■ Set exercise ■
Among the lines below, list those containing the string "Uitschakelvermogen".

■ Raw data ■
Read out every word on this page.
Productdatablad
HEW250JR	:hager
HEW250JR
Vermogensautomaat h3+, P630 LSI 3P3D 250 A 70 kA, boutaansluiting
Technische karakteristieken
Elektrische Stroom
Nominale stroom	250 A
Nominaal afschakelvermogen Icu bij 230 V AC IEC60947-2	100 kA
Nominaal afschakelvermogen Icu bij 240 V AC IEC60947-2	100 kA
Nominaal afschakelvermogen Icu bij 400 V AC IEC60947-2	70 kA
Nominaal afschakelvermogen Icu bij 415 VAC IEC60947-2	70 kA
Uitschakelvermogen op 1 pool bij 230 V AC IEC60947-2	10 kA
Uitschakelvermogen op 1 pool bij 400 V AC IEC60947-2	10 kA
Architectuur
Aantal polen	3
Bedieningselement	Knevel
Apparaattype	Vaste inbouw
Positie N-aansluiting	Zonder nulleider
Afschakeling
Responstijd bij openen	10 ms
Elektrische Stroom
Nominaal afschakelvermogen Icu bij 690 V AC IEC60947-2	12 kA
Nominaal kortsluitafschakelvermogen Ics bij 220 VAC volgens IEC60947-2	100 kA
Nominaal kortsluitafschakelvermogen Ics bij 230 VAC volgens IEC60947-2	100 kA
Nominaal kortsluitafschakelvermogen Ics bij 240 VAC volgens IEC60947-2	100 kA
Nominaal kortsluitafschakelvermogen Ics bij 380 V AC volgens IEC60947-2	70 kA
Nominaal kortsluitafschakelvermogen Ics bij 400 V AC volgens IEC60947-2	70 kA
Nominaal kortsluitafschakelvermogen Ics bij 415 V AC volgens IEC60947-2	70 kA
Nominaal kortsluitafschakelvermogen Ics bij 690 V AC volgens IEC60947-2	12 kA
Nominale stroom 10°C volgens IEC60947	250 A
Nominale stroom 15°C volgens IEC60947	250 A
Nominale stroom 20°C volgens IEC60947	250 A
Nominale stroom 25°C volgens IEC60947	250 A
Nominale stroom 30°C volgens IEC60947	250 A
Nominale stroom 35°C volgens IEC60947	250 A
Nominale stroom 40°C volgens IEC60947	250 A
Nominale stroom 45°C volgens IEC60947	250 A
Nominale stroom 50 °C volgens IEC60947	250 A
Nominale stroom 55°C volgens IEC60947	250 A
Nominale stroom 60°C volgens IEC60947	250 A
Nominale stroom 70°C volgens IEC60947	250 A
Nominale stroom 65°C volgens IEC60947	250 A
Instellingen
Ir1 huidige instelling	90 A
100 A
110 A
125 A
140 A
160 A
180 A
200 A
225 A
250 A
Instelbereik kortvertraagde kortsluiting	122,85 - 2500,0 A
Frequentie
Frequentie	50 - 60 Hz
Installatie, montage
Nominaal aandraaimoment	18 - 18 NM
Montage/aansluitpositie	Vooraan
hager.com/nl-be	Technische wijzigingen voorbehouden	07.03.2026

■ Output below ■
Uitschakelvermogen op 1 pool bij 230 V AC IEC60947-2	10 kA
Uitschakelvermogen op 1 pool bij 400 V AC IEC60947-2	10 kA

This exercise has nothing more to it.